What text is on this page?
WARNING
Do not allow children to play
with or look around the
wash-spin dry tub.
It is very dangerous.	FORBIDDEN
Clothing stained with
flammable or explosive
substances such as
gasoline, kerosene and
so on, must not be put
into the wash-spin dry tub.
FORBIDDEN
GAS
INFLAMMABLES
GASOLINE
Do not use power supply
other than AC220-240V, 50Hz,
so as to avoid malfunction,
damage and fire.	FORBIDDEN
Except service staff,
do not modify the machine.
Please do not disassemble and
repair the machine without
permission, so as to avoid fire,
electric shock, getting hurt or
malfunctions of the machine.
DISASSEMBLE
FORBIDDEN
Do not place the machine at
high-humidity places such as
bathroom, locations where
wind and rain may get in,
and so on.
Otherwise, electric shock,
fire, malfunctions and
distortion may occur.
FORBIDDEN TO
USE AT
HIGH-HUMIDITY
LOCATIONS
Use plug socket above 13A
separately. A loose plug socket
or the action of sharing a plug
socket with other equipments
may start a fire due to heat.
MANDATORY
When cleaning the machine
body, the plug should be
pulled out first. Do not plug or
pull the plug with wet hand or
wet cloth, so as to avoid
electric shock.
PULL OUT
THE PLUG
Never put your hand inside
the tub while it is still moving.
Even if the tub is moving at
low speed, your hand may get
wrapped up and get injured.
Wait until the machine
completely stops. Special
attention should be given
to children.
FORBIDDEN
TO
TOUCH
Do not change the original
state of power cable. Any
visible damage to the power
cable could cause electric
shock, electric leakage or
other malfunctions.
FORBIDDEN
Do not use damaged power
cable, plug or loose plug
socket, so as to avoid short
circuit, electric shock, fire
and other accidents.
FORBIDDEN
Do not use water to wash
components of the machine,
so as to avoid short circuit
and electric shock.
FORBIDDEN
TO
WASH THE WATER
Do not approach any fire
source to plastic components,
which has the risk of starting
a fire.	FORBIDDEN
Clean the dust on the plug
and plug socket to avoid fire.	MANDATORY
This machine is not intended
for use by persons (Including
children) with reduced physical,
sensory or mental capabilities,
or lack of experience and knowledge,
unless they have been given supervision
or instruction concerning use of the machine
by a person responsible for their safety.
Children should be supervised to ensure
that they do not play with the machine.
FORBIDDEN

---

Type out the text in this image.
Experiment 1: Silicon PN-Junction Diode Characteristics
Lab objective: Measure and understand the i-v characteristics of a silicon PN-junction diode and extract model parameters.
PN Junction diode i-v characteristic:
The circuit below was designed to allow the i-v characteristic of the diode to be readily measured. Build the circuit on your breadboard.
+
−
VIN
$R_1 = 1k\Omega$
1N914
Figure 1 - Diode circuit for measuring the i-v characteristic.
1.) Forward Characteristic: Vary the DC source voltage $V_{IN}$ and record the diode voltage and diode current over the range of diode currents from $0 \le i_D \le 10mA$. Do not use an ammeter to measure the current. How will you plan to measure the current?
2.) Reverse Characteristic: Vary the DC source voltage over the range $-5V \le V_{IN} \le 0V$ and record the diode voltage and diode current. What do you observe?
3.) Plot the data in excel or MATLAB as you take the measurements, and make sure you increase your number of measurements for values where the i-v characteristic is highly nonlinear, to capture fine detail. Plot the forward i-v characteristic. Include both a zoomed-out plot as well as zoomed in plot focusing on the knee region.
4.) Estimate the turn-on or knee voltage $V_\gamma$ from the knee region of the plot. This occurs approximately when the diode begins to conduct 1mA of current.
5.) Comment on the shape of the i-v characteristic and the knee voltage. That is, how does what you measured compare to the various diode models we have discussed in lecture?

* Set problem *
Pick out the lines above that hold the string "machine" and show them.

* Answer to this task *
do not modify the machine.
repair the machine without
malfunctions of the machine.
Do not place the machine at
When cleaning the machine
Wait until the machine
components of the machine,
This machine is not intended
or instruction concerning use of the machine
that they do not play with the machine.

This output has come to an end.